**Directions for this task:** Images are not part of the copy; transcribe all the data exactly.

**Information supplied:**
+++

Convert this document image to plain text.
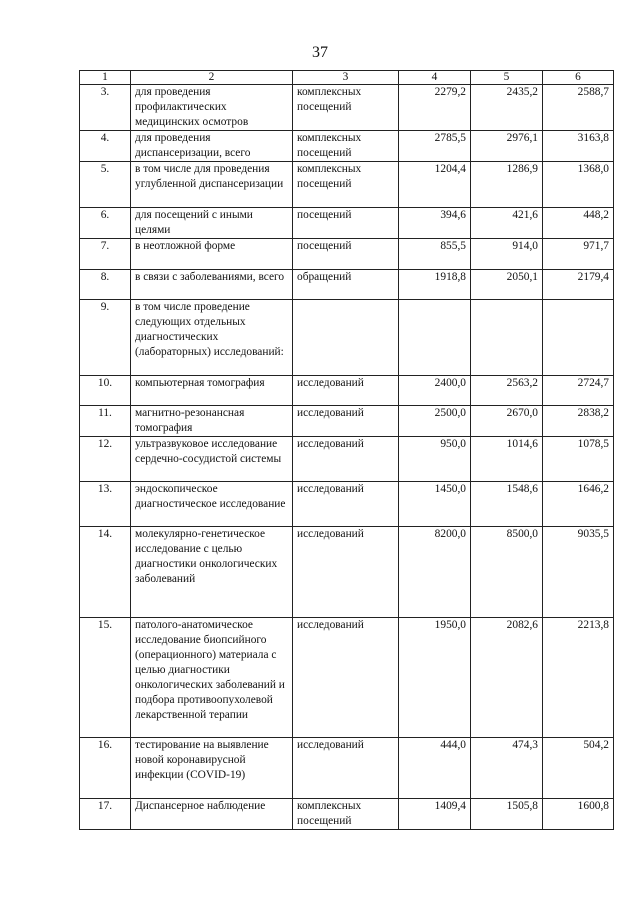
37
1	2	3	4	5	6
3.	для проведения профилактических медицинских осмотров	комплексных посещений	2279,2	2435,2	2588,7
4.	для проведения диспансеризации, всего	комплексных посещений	2785,5	2976,1	3163,8
5.	в том числе для проведения углубленной диспансеризации	комплексных посещений	1204,4	1286,9	1368,0
6.	для посещений с иными целями	посещений	394,6	421,6	448,2
7.	в неотложной форме	посещений	855,5	914,0	971,7
8.	в связи с заболеваниями, всего	обращений	1918,8	2050,1	2179,4
9.	в том числе проведение следующих отдельных диагностических (лабораторных) исследований:				
10.	компьютерная томография	исследований	2400,0	2563,2	2724,7
11.	магнитно-резонансная томография	исследований	2500,0	2670,0	2838,2
12.	ультразвуковое исследование сердечно-сосудистой системы	исследований	950,0	1014,6	1078,5
13.	эндоскопическое диагностическое исследование	исследований	1450,0	1548,6	1646,2
14.	молекулярно-генетическое исследование с целью диагностики онкологических заболеваний	исследований	8200,0	8500,0	9035,5
15.	патолого-анатомическое исследование биопсийного (операционного) материала с целью диагностики онкологических заболеваний и подбора противоопухолевой лекарственной терапии	исследований	1950,0	2082,6	2213,8
16.	тестирование на выявление новой коронавирусной инфекции (COVID-19)	исследований	444,0	474,3	504,2
17.	Диспансерное наблюдение	комплексных посещений	1409,4	1505,8	1600,8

+++

**Response:**
Convert this document image to plain text.
37
1	2	3	4	5	6
3.	для проведения профилактических медицинских осмотров	комплексных посещений	2279,2	2435,2	2588,7
4.	для проведения диспансеризации, всего	комплексных посещений	2785,5	2976,1	3163,8
5.	в том числе для проведения углубленной диспансеризации	комплексных посещений	1204,4	1286,9	1368,0
6.	для посещений с иными целями	посещений	394,6	421,6	448,2
7.	в неотложной форме	посещений	855,5	914,0	971,7
8.	в связи с заболеваниями, всего	обращений	1918,8	2050,1	2179,4
9.	в том числе проведение следующих отдельных диагностических (лабораторных) исследований:				
10.	компьютерная томография	исследований	2400,0	2563,2	2724,7
11.	магнитно-резонансная томография	исследований	2500,0	2670,0	2838,2
12.	ультразвуковое исследование сердечно-сосудистой системы	исследований	950,0	1014,6	1078,5
13.	эндоскопическое диагностическое исследование	исследований	1450,0	1548,6	1646,2
14.	молекулярно-генетическое исследование с целью диагностики онкологических заболеваний	исследований	8200,0	8500,0	9035,5
15.	патолого-анатомическое исследование биопсийного (операционного) материала с целью диагностики онкологических заболеваний и подбора противоопухолевой лекарственной терапии	исследований	1950,0	2082,6	2213,8
16.	тестирование на выявление новой коронавирусной инфекции (COVID-19)	исследований	444,0	474,3	504,2
17.	Диспансерное наблюдение	комплексных посещений	1409,4	1505,8	1600,8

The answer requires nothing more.